TASK REQUIREMENTS
Each record below is to be copied word for word, with pictures removed.

Figure content listings
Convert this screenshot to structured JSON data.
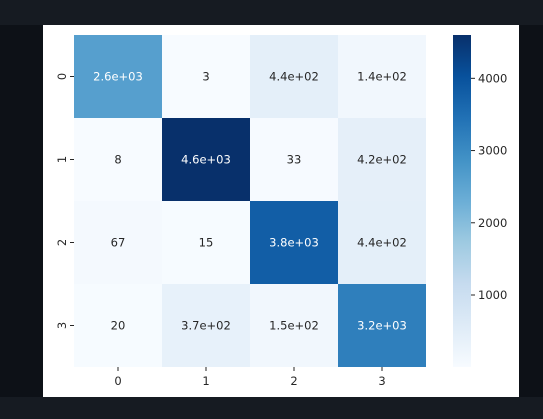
{
  "chart_data": {
    "type": "heatmap",
    "title": "",
    "xlabel": "",
    "ylabel": "",
    "x_categories": [
      "0",
      "1",
      "2",
      "3"
    ],
    "y_categories": [
      "0",
      "1",
      "2",
      "3"
    ],
    "values": [
      [
        2600,
        3,
        440,
        140
      ],
      [
        8,
        4600,
        33,
        420
      ],
      [
        67,
        15,
        3800,
        440
      ],
      [
        20,
        370,
        150,
        3200
      ]
    ],
    "annotations": [
      [
        "2.6e+03",
        "3",
        "4.4e+02",
        "1.4e+02"
      ],
      [
        "8",
        "4.6e+03",
        "33",
        "4.2e+02"
      ],
      [
        "67",
        "15",
        "3.8e+03",
        "4.4e+02"
      ],
      [
        "20",
        "3.7e+02",
        "1.5e+02",
        "3.2e+03"
      ]
    ],
    "colormap": "Blues",
    "colorbar": {
      "range": [
        3,
        4600
      ],
      "ticks": [
        1000,
        2000,
        3000,
        4000
      ],
      "tick_labels": [
        "1000",
        "2000",
        "3000",
        "4000"
      ]
    },
    "grid": false
  }
}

TASK RESPONSE
Convert this screenshot to structured JSON data.
{
  "chart_data": {
    "type": "heatmap",
    "title": "",
    "xlabel": "",
    "ylabel": "",
    "x_categories": [
      "0",
      "1",
      "2",
      "3"
    ],
    "y_categories": [
      "0",
      "1",
      "2",
      "3"
    ],
    "values": [
      [
        2600,
        3,
        440,
        140
      ],
      [
        8,
        4600,
        33,
        420
      ],
      [
        67,
        15,
        3800,
        440
      ],
      [
        20,
        370,
        150,
        3200
      ]
    ],
    "annotations": [
      [
        "2.6e+03",
        "3",
        "4.4e+02",
        "1.4e+02"
      ],
      [
        "8",
        "4.6e+03",
        "33",
        "4.2e+02"
      ],
      [
        "67",
        "15",
        "3.8e+03",
        "4.4e+02"
      ],
      [
        "20",
        "3.7e+02",
        "1.5e+02",
        "3.2e+03"
      ]
    ],
    "colormap": "Blues",
    "colorbar": {
      "range": [
        3,
        4600
      ],
      "ticks": [
        1000,
        2000,
        3000,
        4000
      ],
      "tick_labels": [
        "1000",
        "2000",
        "3000",
        "4000"
      ]
    },
    "grid": false
  }
}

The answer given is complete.